Problem requirements: Determine how many lines contain the string "TradingView" and reply with that number alone.

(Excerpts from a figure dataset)
* * *

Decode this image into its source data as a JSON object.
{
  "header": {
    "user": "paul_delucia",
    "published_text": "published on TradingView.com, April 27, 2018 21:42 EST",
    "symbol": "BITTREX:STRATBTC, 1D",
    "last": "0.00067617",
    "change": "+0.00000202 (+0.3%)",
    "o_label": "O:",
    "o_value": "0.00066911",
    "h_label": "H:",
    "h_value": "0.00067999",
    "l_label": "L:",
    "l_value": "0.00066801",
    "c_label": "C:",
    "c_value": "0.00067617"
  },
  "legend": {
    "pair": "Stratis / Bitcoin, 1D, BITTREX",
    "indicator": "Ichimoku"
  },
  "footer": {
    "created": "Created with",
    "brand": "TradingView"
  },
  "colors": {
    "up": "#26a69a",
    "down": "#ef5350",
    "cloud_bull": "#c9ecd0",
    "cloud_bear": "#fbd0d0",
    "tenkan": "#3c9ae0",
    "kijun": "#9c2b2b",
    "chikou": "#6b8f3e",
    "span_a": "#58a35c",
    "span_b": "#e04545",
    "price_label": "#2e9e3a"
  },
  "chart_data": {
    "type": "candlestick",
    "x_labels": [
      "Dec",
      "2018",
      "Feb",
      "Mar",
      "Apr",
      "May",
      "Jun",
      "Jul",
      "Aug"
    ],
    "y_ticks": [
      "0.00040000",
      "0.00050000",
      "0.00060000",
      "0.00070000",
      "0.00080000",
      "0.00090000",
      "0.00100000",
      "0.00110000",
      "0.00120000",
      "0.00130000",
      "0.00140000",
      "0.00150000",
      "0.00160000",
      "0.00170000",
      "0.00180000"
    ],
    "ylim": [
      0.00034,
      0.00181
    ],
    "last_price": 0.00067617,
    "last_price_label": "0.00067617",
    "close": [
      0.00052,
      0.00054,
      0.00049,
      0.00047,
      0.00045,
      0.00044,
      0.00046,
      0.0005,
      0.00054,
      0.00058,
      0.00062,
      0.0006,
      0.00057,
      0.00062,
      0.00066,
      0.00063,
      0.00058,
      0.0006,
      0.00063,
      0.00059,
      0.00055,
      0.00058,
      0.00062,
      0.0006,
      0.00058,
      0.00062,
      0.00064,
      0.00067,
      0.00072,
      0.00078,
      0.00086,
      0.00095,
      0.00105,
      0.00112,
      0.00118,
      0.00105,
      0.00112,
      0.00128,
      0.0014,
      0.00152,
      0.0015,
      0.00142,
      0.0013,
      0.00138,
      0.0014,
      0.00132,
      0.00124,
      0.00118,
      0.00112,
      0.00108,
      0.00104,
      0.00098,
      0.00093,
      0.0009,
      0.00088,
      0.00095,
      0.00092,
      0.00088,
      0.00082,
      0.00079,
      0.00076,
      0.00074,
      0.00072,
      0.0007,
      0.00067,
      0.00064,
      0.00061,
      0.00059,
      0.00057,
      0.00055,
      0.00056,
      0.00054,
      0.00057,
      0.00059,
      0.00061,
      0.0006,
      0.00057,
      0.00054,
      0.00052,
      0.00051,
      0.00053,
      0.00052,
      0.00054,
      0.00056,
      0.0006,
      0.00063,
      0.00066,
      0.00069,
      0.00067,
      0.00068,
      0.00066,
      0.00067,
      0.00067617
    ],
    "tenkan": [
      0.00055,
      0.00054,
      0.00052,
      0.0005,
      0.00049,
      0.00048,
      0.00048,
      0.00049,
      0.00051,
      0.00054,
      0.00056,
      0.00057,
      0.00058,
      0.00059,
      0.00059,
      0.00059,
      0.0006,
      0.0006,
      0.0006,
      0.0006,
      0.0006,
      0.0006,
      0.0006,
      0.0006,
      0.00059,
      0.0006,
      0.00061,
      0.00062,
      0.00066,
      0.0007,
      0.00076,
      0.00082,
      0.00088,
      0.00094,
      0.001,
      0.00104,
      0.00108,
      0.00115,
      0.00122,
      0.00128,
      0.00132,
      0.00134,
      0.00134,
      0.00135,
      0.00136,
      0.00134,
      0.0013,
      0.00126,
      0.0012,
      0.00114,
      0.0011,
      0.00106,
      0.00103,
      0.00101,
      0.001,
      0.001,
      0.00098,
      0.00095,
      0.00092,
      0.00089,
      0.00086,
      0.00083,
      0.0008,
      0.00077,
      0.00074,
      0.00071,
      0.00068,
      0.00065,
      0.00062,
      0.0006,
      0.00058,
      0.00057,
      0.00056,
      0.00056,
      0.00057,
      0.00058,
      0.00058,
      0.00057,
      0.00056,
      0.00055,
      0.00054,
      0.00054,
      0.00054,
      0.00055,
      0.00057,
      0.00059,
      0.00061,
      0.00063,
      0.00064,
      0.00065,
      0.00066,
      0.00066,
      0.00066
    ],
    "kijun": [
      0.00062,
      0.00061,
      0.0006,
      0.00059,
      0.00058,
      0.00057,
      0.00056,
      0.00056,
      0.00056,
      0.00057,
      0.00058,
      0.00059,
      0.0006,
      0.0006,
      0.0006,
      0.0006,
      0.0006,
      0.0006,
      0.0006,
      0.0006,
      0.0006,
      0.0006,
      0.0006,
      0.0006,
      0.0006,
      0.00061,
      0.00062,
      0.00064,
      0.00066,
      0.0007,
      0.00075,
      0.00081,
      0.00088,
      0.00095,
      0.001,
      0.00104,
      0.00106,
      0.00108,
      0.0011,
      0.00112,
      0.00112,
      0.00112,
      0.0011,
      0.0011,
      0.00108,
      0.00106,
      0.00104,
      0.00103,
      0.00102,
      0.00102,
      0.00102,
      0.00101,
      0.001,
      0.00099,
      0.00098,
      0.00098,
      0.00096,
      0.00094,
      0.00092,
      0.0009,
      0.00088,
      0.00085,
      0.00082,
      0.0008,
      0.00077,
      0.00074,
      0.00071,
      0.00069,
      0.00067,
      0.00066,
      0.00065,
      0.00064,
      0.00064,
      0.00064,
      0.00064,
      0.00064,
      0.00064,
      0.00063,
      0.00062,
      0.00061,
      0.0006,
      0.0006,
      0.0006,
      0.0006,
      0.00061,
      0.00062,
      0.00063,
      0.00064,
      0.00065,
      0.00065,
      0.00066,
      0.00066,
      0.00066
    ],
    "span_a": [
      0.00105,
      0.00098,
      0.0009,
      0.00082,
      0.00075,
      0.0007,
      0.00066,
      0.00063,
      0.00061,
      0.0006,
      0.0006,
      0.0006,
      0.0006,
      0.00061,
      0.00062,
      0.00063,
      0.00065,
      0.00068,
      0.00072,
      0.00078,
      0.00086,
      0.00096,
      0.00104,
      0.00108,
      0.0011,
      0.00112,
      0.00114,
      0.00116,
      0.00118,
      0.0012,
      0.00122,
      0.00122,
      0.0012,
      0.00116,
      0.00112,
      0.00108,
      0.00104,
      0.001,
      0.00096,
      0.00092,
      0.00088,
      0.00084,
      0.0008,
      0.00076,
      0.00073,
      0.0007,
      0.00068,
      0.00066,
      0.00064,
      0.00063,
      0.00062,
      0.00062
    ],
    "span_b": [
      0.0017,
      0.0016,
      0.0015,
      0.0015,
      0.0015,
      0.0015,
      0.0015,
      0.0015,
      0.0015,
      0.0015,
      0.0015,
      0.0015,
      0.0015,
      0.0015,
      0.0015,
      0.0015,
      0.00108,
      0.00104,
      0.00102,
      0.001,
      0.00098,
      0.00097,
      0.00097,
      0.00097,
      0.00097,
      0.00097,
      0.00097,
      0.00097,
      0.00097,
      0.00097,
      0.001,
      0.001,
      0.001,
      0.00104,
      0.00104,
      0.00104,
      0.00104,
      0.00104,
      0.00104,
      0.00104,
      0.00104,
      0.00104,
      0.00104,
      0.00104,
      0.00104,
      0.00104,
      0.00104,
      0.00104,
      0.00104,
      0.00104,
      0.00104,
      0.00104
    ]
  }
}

* * *

Exercise answer: 2